● **PROVIDED PASSAGE**
The Beautiful Immigration Message at the Heart of “Paddington”

Hitting theaters at the end of 2014 in Europe and the beginning of 2015 in the United States, the film adaptation of Michael Bond’s children’s classic “Paddington” book series was a hit with viewers of all ages and a critical smash. While the film’s humor, heart, and wit made it a perfect example of how to update a classic tale in the best way possible, it’s the message at the center of the film that makes it not only an instant classic, but a film that is timelier than ever.

That’s because at its heart, Paddington is a tale about immigration and the love that needs to be shown to those in search of a new home in a strange land. Whether it’s to be used to teach the younger generations about the love we all need to show to those seeking support in a new country or providing a reminder to adults concerning what is truly important in these difficult times, there are beautiful and heart-warming lessons to be learned from a little bear from Darkest Peru looking for a new home and family in London.

Please Look After This Bear

Who could ever look at a sweet and lovable little bear like Paddington and not care for him immediately? The simply and heartbreaking answer is when he is an illegal immigrant. Thousands upon thousands of people classified as illegal immigrants are simply searching for a new home free of poverty, violence, and much more. However, we often obscure the love and respect that we need to show for the sake of our own money, politics, and other issues that should be far less important.

● **TASK REQUIREMENTS**
- a) In the Paddington article, when did the film reach theaters in the United States?
- b) Reproduce the Paddington article starting at "Hitting theaters at" and stopping after "timelier than ever.", and switch "critical smash" to "critical success".

● **DATASET CONTENT**
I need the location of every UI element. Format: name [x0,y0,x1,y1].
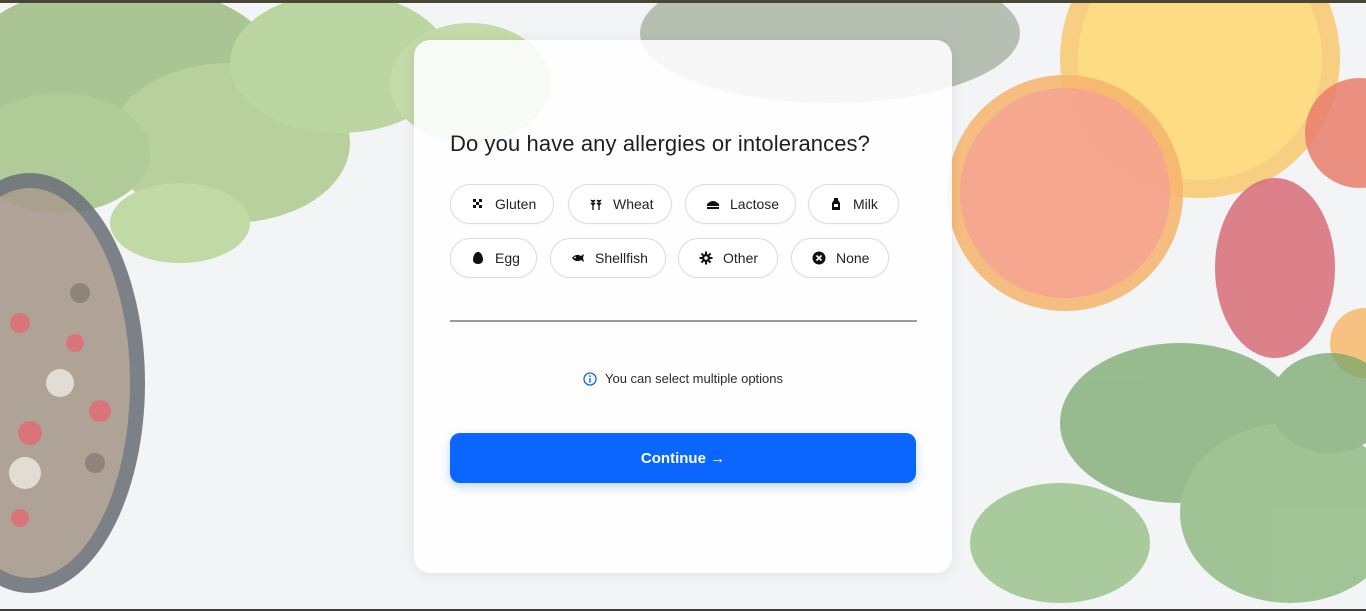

● **SOLVED PROBLEMS**
- a) It reached U.S. theaters at the beginning of 2015.

- b)
Hitting theaters at the end of 2014 in Europe and the beginning of 2015 in the United States, the film adaptation of Michael Bond’s children’s classic “Paddington” book series was a hit with viewers of all ages and a critical success. While the film’s humor, heart, and wit made it a perfect example of how to update a classic tale in the best way possible, it’s the message at the center of the film that makes it not only an instant classic, but a film that is timelier than ever.